Washington state is caught in a vicious cycle. We lack opportunity and good jobs, as well as the revenue needed to make investments that help to create opportunities and good jobs.  Policymakers can reverse this cycle by ensuring opportunities are abundant and equal, creating better jobs, and fixing our flawed revenue system. Eight strategies can rebuild the middle class and make our economy work for everyone. 

prosperity_8strategies

GOAL: Opportunity for All

People can’t take advantage of opportunities that don’t exist.  Increasing public investment in equal opportunity lays the foundation for greater economic security for children and families, improved social well-being and health outcomes, and a well-educated, globally competitive workforce.

= = =

*About this exercise*.
Could you continue the passage on rebuilding Washington state's middle class, starting right after its last sentence?

= = =

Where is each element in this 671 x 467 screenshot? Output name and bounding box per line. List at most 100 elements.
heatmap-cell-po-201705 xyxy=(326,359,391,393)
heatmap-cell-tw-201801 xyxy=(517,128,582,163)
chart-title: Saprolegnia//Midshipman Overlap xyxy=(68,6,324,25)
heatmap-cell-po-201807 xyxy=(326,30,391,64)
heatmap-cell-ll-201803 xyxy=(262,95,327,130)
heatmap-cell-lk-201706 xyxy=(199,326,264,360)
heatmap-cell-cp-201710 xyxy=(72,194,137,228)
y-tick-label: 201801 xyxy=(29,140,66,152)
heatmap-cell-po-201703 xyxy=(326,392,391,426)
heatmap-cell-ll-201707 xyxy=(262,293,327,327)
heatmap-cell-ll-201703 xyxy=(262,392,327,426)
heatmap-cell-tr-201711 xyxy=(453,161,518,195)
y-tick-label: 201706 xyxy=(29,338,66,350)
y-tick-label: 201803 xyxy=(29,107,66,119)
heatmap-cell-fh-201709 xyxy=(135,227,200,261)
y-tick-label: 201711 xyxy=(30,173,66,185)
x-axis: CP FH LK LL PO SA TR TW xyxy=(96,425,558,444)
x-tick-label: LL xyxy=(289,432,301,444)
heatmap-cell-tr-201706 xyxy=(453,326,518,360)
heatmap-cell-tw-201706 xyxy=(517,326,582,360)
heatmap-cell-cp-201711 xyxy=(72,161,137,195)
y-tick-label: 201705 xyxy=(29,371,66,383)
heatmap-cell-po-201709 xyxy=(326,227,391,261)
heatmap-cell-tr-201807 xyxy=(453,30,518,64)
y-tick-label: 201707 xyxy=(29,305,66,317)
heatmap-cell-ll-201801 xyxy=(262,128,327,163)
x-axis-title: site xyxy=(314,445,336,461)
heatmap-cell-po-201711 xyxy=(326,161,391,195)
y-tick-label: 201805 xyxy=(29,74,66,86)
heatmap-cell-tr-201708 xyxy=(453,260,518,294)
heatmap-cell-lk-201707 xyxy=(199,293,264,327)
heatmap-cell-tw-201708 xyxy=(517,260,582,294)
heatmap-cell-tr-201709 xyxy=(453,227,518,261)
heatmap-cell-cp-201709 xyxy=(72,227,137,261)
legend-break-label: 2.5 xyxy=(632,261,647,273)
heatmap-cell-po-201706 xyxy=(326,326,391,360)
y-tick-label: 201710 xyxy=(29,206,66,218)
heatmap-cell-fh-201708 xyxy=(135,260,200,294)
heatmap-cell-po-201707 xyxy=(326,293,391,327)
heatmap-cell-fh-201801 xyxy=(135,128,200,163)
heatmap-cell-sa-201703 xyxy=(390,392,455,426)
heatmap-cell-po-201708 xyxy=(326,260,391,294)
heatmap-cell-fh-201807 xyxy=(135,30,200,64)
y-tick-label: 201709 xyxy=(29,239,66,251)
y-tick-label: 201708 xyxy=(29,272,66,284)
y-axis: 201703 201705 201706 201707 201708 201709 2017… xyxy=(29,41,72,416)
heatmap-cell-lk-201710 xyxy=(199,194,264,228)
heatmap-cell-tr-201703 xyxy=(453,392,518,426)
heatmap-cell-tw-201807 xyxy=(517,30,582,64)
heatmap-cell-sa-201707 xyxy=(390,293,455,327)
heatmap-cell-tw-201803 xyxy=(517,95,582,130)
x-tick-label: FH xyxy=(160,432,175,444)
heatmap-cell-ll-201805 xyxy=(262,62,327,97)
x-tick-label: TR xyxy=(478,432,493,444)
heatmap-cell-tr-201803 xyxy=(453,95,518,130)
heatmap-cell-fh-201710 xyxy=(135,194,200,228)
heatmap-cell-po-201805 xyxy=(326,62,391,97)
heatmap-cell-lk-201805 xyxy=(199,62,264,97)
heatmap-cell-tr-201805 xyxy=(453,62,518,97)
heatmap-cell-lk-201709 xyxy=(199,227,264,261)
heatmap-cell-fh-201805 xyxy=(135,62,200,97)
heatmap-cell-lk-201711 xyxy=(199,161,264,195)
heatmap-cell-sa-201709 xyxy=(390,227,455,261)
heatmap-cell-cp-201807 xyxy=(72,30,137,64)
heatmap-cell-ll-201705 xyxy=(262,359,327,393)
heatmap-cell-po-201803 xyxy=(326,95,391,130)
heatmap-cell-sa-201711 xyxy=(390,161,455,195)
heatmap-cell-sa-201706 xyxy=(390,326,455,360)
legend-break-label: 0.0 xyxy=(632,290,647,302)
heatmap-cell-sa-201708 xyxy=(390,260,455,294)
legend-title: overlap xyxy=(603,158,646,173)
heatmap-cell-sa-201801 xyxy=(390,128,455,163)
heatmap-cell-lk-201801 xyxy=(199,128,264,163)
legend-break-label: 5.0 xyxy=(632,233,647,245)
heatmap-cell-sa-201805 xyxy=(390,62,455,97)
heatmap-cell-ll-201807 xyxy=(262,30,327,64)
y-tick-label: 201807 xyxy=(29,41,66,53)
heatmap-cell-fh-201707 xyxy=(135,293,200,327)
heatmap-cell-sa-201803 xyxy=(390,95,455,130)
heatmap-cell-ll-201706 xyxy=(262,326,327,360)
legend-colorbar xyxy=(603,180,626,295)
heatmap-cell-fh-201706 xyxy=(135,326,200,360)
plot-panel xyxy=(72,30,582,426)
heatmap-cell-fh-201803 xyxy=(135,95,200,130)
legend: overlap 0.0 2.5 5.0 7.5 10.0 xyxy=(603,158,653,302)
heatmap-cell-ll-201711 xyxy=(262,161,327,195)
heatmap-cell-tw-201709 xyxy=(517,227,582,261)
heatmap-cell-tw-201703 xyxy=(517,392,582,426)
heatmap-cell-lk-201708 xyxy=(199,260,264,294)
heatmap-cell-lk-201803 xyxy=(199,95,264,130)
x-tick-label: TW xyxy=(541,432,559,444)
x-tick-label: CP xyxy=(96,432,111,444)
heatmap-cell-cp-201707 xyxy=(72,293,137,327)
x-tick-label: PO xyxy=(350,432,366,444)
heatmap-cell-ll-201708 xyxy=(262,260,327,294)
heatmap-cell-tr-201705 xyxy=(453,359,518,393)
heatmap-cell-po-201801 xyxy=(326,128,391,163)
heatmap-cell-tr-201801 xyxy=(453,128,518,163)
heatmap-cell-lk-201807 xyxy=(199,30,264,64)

= = =

*Reply to the task*.
STRATEGY: Provide a high quality basic education to all students

  • Provide high quality universal preschool.  Children who attend preschool are more likely to be school-ready and have better academic and social outcomes than children who don’t attend.  Families and businesses benefit from having access to care for children so parents can work.  High quality preschool is one of the most effective workforce development tools available, preparing the next generation of children to meet the demands of Washington state’s future economy.[10] 
  • Target resources to close the K-12 racial achievement gap. Forty-four percent of babies born in Washington state are children of color.[11]   Due to unequal access to opportunity and lower family economic security, these children – Washington’s children – fare worse than their white peers on nearly every indicator of well-being.[12]   Ensuring that children of color and their families have the services they need to succeed in school is essential to their future, as well as our economy. 
  • Investment in public universities and community and technical colleges. Washingtonians who attend college –especially those who obtain an Associate’s or Bachelor’s degree – are more likely to work full-time and have higher incomes[13]  than those with a high school degree or less.[14]  In addition, public universities and community colleges provide the labor market with students who have the training, knowledge, and skills to keep Washington state globally competitive.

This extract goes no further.